* Given task: Repeat the data below word for word, from its first line up to and including the line that contains "wire node B' to R1 [124, 37, 130, 39]".

Bounding box entries
☆ ☆ ☆
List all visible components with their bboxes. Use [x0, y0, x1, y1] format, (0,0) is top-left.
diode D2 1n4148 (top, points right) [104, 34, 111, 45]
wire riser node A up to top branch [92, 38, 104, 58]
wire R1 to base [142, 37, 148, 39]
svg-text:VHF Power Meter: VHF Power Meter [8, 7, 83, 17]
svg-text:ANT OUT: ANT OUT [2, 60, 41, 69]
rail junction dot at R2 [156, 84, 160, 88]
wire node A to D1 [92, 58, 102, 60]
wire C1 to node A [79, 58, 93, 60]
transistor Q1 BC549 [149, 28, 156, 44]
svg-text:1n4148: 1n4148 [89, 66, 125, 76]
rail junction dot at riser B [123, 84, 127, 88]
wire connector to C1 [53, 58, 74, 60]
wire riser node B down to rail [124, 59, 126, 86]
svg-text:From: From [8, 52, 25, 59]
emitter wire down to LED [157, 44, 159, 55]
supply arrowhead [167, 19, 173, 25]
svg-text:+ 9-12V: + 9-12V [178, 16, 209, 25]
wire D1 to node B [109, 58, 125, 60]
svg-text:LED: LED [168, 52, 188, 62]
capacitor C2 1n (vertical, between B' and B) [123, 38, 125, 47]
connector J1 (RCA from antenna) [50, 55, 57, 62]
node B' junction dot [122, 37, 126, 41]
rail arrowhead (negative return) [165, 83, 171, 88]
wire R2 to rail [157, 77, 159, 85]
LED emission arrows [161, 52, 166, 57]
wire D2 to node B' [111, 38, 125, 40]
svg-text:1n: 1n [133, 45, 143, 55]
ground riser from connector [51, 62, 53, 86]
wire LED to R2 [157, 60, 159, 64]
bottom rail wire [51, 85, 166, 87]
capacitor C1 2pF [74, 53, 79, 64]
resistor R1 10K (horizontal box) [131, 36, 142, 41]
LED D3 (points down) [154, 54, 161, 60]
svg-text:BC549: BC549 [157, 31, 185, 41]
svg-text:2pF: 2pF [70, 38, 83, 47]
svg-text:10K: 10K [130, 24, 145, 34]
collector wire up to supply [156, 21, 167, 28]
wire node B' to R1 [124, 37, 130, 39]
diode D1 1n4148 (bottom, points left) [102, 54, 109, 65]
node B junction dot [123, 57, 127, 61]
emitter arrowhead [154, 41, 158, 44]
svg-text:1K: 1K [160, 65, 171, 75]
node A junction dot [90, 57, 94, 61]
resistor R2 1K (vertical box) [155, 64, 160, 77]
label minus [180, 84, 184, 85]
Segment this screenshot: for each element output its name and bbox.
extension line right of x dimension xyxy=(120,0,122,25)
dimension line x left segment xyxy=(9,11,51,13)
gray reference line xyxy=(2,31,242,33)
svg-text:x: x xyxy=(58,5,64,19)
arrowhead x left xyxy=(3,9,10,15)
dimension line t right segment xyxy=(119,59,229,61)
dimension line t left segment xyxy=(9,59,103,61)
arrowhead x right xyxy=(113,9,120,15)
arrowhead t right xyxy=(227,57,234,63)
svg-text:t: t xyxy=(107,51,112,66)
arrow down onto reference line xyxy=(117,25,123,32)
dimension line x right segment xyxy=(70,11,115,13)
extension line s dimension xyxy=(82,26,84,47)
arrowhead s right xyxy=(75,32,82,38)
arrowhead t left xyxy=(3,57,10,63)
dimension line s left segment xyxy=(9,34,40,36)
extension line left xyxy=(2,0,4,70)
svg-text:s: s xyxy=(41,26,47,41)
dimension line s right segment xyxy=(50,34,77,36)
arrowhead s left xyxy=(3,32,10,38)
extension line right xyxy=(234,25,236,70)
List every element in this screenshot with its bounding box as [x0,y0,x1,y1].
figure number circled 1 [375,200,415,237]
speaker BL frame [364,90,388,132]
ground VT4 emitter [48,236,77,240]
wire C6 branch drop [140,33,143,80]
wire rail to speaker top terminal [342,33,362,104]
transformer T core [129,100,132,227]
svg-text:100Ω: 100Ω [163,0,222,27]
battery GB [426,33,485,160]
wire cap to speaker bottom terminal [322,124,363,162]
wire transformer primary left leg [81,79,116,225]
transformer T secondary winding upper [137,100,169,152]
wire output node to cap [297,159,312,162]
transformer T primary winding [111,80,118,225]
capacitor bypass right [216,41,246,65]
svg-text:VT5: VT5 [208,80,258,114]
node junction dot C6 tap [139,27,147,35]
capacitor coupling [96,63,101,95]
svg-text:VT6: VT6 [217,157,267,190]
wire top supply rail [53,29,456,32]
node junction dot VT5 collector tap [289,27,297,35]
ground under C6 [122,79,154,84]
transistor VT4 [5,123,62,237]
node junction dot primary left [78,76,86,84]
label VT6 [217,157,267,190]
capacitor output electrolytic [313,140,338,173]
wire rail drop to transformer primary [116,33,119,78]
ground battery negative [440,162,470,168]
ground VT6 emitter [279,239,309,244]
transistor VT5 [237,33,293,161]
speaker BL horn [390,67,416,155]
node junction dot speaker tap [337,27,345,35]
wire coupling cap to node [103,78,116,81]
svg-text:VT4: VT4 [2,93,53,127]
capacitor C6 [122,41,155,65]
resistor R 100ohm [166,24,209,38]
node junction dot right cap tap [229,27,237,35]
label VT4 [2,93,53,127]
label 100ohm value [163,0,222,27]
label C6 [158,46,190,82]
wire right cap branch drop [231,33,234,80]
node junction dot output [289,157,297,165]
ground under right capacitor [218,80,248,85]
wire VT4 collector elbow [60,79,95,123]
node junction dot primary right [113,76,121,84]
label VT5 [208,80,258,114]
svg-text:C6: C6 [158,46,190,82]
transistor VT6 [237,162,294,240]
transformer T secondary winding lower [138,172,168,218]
☆ ☆ ☆
* Exercise result:
List all visible components with their bboxes. Use [x0, y0, x1, y1] format, (0,0) is top-left.
diode D2 1n4148 (top, points right) [104, 34, 111, 45]
wire riser node A up to top branch [92, 38, 104, 58]
wire R1 to base [142, 37, 148, 39]
svg-text:VHF Power Meter: VHF Power Meter [8, 7, 83, 17]
svg-text:ANT OUT: ANT OUT [2, 60, 41, 69]
rail junction dot at R2 [156, 84, 160, 88]
wire node A to D1 [92, 58, 102, 60]
wire C1 to node A [79, 58, 93, 60]
transistor Q1 BC549 [149, 28, 156, 44]
svg-text:1n4148: 1n4148 [89, 66, 125, 76]
rail junction dot at riser B [123, 84, 127, 88]
wire connector to C1 [53, 58, 74, 60]
wire riser node B down to rail [124, 59, 126, 86]
svg-text:From: From [8, 52, 25, 59]
emitter wire down to LED [157, 44, 159, 55]
supply arrowhead [167, 19, 173, 25]
svg-text:+ 9-12V: + 9-12V [178, 16, 209, 25]
wire D1 to node B [109, 58, 125, 60]
svg-text:LED: LED [168, 52, 188, 62]
capacitor C2 1n (vertical, between B' and B) [123, 38, 125, 47]
connector J1 (RCA from antenna) [50, 55, 57, 62]
node B' junction dot [122, 37, 126, 41]
rail arrowhead (negative return) [165, 83, 171, 88]
wire R2 to rail [157, 77, 159, 85]
LED emission arrows [161, 52, 166, 57]
wire D2 to node B' [111, 38, 125, 40]
svg-text:1n: 1n [133, 45, 143, 55]
ground riser from connector [51, 62, 53, 86]
wire LED to R2 [157, 60, 159, 64]
bottom rail wire [51, 85, 166, 87]
capacitor C1 2pF [74, 53, 79, 64]
resistor R1 10K (horizontal box) [131, 36, 142, 41]
LED D3 (points down) [154, 54, 161, 60]
svg-text:BC549: BC549 [157, 31, 185, 41]
svg-text:2pF: 2pF [70, 38, 83, 47]
svg-text:10K: 10K [130, 24, 145, 34]
collector wire up to supply [156, 21, 167, 28]
wire node B' to R1 [124, 37, 130, 39]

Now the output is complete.